Return only these lines: the one that contains "Extract all readable text from this page." and every line after it through the end of the listing, exactly, without pictures.

--- BEGIN ---

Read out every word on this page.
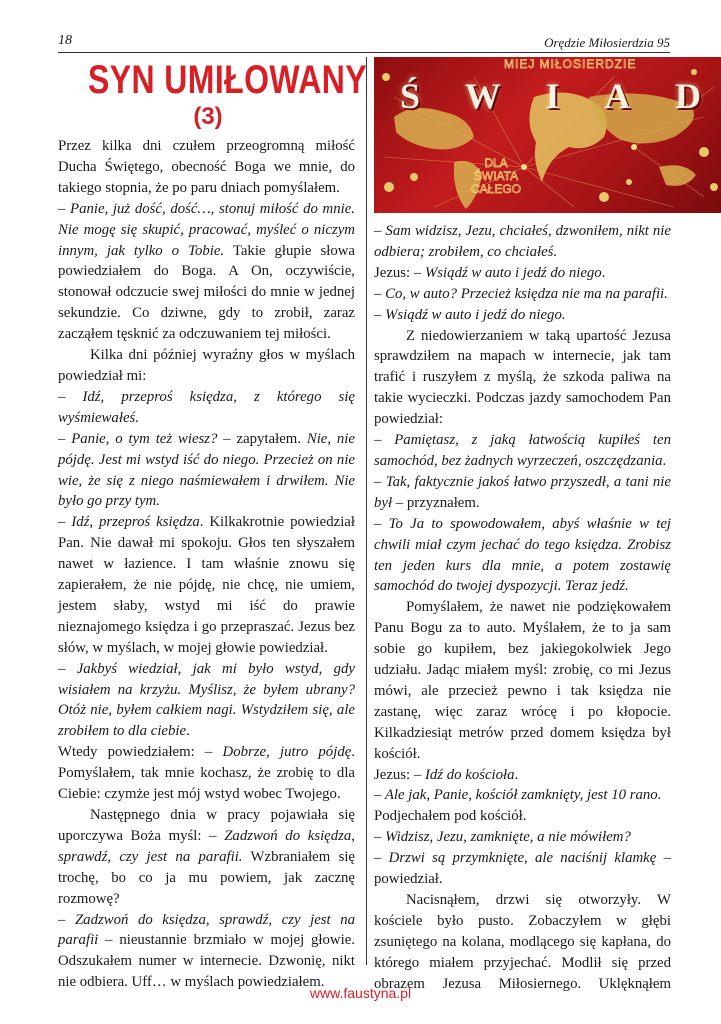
18	Orędzie Miłosierdzia 95
SYN UMIŁOWANY
(3)

Przez kilka dni czułem przeogromną miłość Ducha Świętego, obecność Boga we mnie, do takiego stopnia, że po paru dniach pomyślałem.

– Panie, już dość, dość…, stonuj miłość do mnie. Nie mogę się skupić, pracować, myśleć o niczym innym, jak tylko o Tobie. Takie głupie słowa powiedziałem do Boga. A On, oczywiście, stonował odczucie swej miłości do mnie w jednej sekundzie. Co dziwne, gdy to zrobił, zaraz zacząłem tęsknić za odczuwaniem tej miłości.

Kilka dni później wyraźny głos w myślach powiedział mi:

– Idź, przeproś księdza, z którego się wyśmiewałeś.

– Panie, o tym też wiesz? – zapytałem. Nie, nie pójdę. Jest mi wstyd iść do niego. Przecież on nie wie, że się z niego naśmiewałem i drwiłem. Nie było go przy tym.

– Idź, przeproś księdza. Kilkakrotnie powiedział Pan. Nie dawał mi spokoju. Głos ten słyszałem nawet w łazience. I tam właśnie znowu się zapierałem, że nie pójdę, nie chcę, nie umiem, jestem słaby, wstyd mi iść do prawie nieznajomego księdza i go przepraszać. Jezus bez słów, w myślach, w mojej głowie powiedział.

– Jakbyś wiedział, jak mi było wstyd, gdy wisiałem na krzyżu. Myślisz, że byłem ubrany? Otóż nie, byłem całkiem nagi. Wstydziłem się, ale zrobiłem to dla ciebie.

Wtedy powiedziałem: – Dobrze, jutro pójdę. Pomyślałem, tak mnie kochasz, że zrobię to dla Ciebie: czymże jest mój wstyd wobec Twojego.

Następnego dnia w pracy pojawiała się uporczywa Boża myśl: – Zadzwoń do księdza, sprawdź, czy jest na parafii. Wzbraniałem się trochę, bo co ja mu powiem, jak zacznę rozmowę?

– Zadzwoń do księdza, sprawdź, czy jest na parafii – nieustannie brzmiało w mojej głowie. Odszukałem numer w internecie. Dzwonię, nikt nie odbiera. Uff… w myślach powiedziałem.

MIEJ MIŁOSIERDZIE
Ś W I A D
DLA
ŚWIATA
CAŁEGO

– Sam widzisz, Jezu, chciałeś, dzwoniłem, nikt nie odbiera; zrobiłem, co chciałeś.

Jezus: – Wsiądź w auto i jedź do niego.

– Co, w auto? Przecież księdza nie ma na parafii.

– Wsiądź w auto i jedź do niego.

Z niedowierzaniem w taką upartość Jezusa sprawdziłem na mapach w internecie, jak tam trafić i ruszyłem z myślą, że szkoda paliwa na takie wycieczki. Podczas jazdy samochodem Pan powiedział:

– Pamiętasz, z jaką łatwością kupiłeś ten samochód, bez żadnych wyrzeczeń, oszczędzania.

– Tak, faktycznie jakoś łatwo przyszedł, a tani nie był – przyznałem.

– To Ja to spowodowałem, abyś właśnie w tej chwili miał czym jechać do tego księdza. Zrobisz ten jeden kurs dla mnie, a potem zostawię samochód do twojej dyspozycji. Teraz jedź.

Pomyślałem, że nawet nie podziękowałem Panu Bogu za to auto. Myślałem, że to ja sam sobie go kupiłem, bez jakiegokolwiek Jego udziału. Jadąc miałem myśl: zrobię, co mi Jezus mówi, ale przecież pewno i tak księdza nie zastanę, więc zaraz wrócę i po kłopocie. Kilkadziesiąt metrów przed domem księdza był kościół.

Jezus: – Idź do kościoła.

– Ale jak, Panie, kościół zamknięty, jest 10 rano.

Podjechałem pod kościół.

– Widzisz, Jezu, zamknięte, a nie mówiłem?

– Drzwi są przymknięte, ale naciśnij klamkę – powiedział.

Nacisnąłem, drzwi się otworzyły. W kościele było pusto. Zobaczyłem w głębi zsuniętego na kolana, modlącego się kapłana, do którego miałem przyjechać. Modlił się przed obrazem Jezusa Miłosiernego. Uklęknąłem

www.faustyna.pl
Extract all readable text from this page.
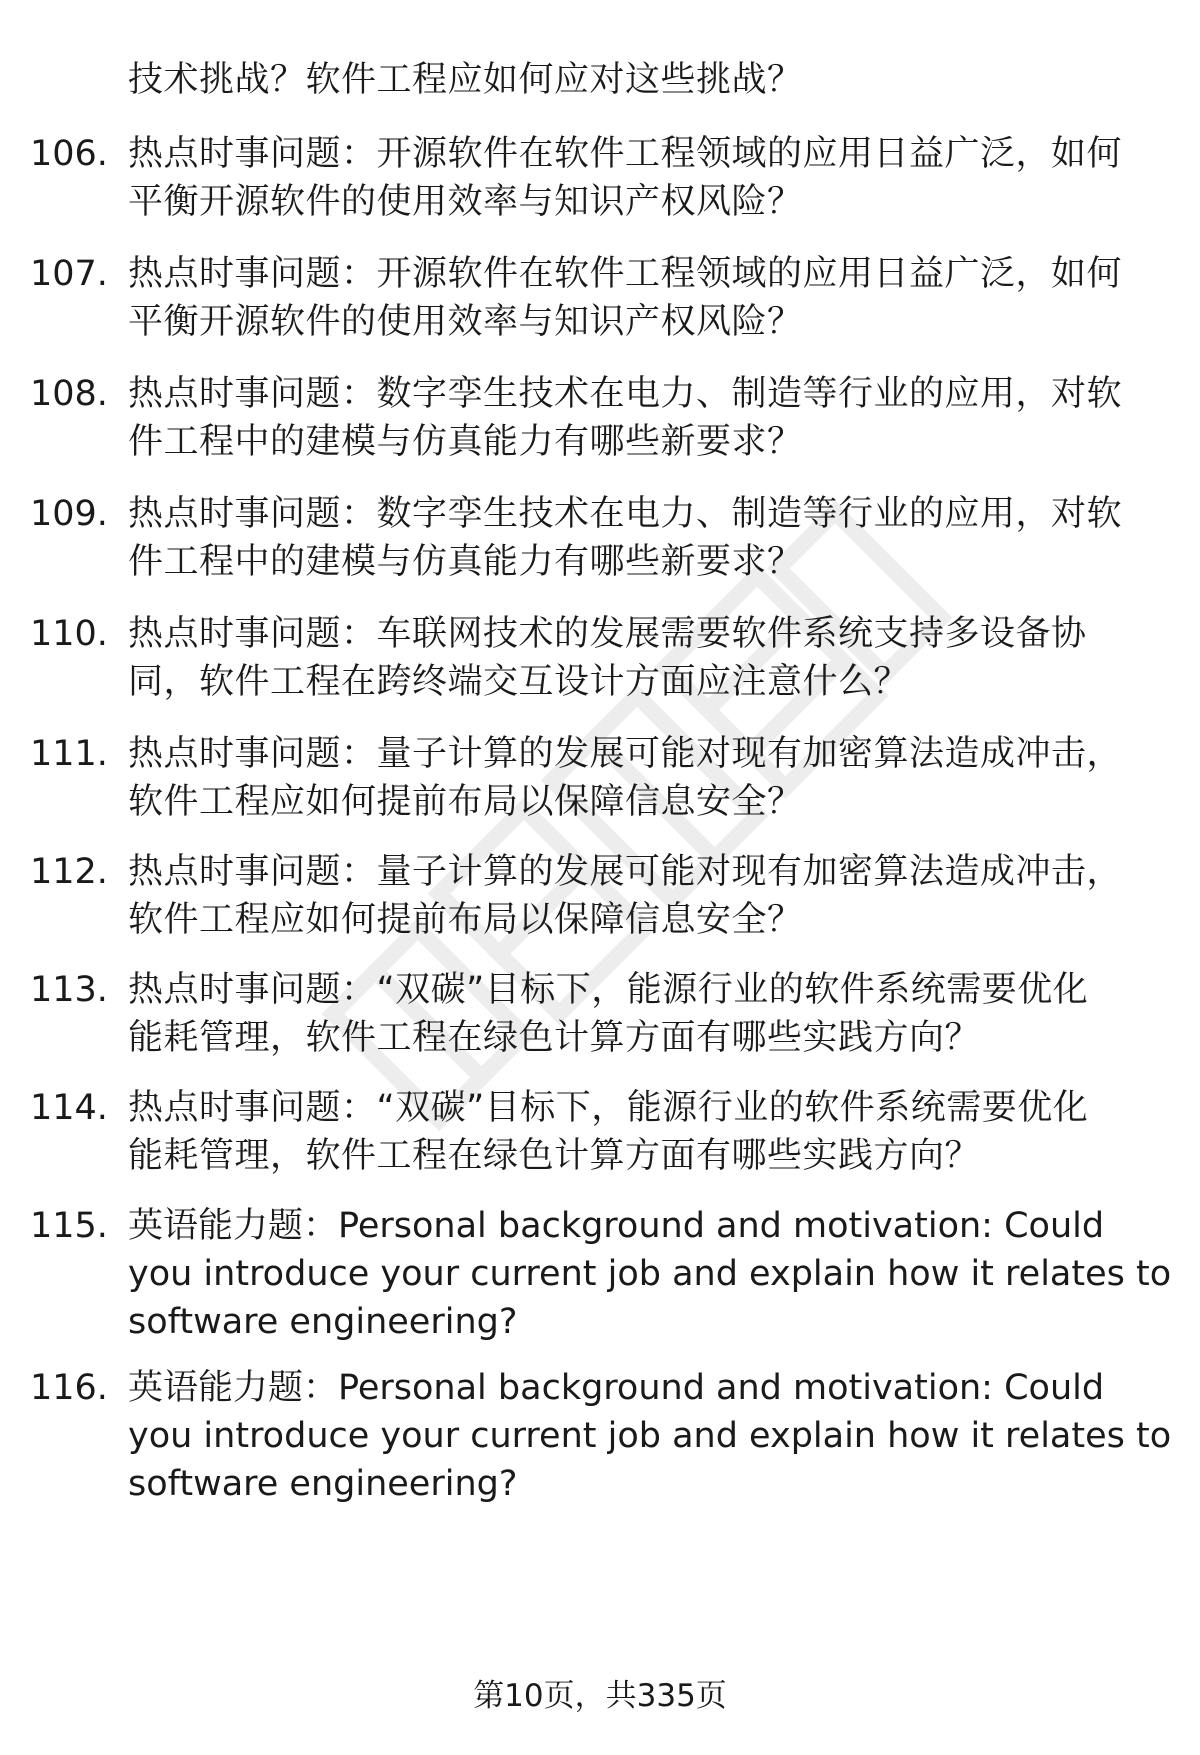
技术挑战？软件工程应如何应对这些挑战？
106. 热点时事问题：开源软件在软件工程领域的应用日益广泛，如何
平衡开源软件的使用效率与知识产权风险？
107. 热点时事问题：开源软件在软件工程领域的应用日益广泛，如何
平衡开源软件的使用效率与知识产权风险？
108. 热点时事问题：数字孪生技术在电力、制造等行业的应用，对软
件工程中的建模与仿真能力有哪些新要求？
109. 热点时事问题：数字孪生技术在电力、制造等行业的应用，对软
件工程中的建模与仿真能力有哪些新要求？
110. 热点时事问题：车联网技术的发展需要软件系统支持多设备协
同，软件工程在跨终端交互设计方面应注意什么？
111. 热点时事问题：量子计算的发展可能对现有加密算法造成冲击，
软件工程应如何提前布局以保障信息安全？
112. 热点时事问题：量子计算的发展可能对现有加密算法造成冲击，
软件工程应如何提前布局以保障信息安全？
113. 热点时事问题：“双碳”目标下，能源行业的软件系统需要优化
能耗管理，软件工程在绿色计算方面有哪些实践方向？
114. 热点时事问题：“双碳”目标下，能源行业的软件系统需要优化
能耗管理，软件工程在绿色计算方面有哪些实践方向？
115. 英语能力题：Personal background and motivation: Could
you introduce your current job and explain how it relates to
software engineering?
116. 英语能力题：Personal background and motivation: Could
you introduce your current job and explain how it relates to
software engineering?
第10页，共335页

--- END ---

■ **ANSWER TO THIS PROBLEM**
Extract all readable text from this page.
技术挑战？软件工程应如何应对这些挑战？
106. 热点时事问题：开源软件在软件工程领域的应用日益广泛，如何
平衡开源软件的使用效率与知识产权风险？
107. 热点时事问题：开源软件在软件工程领域的应用日益广泛，如何
平衡开源软件的使用效率与知识产权风险？
108. 热点时事问题：数字孪生技术在电力、制造等行业的应用，对软
件工程中的建模与仿真能力有哪些新要求？
109. 热点时事问题：数字孪生技术在电力、制造等行业的应用，对软
件工程中的建模与仿真能力有哪些新要求？
110. 热点时事问题：车联网技术的发展需要软件系统支持多设备协
同，软件工程在跨终端交互设计方面应注意什么？
111. 热点时事问题：量子计算的发展可能对现有加密算法造成冲击，
软件工程应如何提前布局以保障信息安全？
112. 热点时事问题：量子计算的发展可能对现有加密算法造成冲击，
软件工程应如何提前布局以保障信息安全？
113. 热点时事问题：“双碳”目标下，能源行业的软件系统需要优化
能耗管理，软件工程在绿色计算方面有哪些实践方向？
114. 热点时事问题：“双碳”目标下，能源行业的软件系统需要优化
能耗管理，软件工程在绿色计算方面有哪些实践方向？
115. 英语能力题：Personal background and motivation: Could
you introduce your current job and explain how it relates to
software engineering?
116. 英语能力题：Personal background and motivation: Could
you introduce your current job and explain how it relates to
software engineering?
第10页，共335页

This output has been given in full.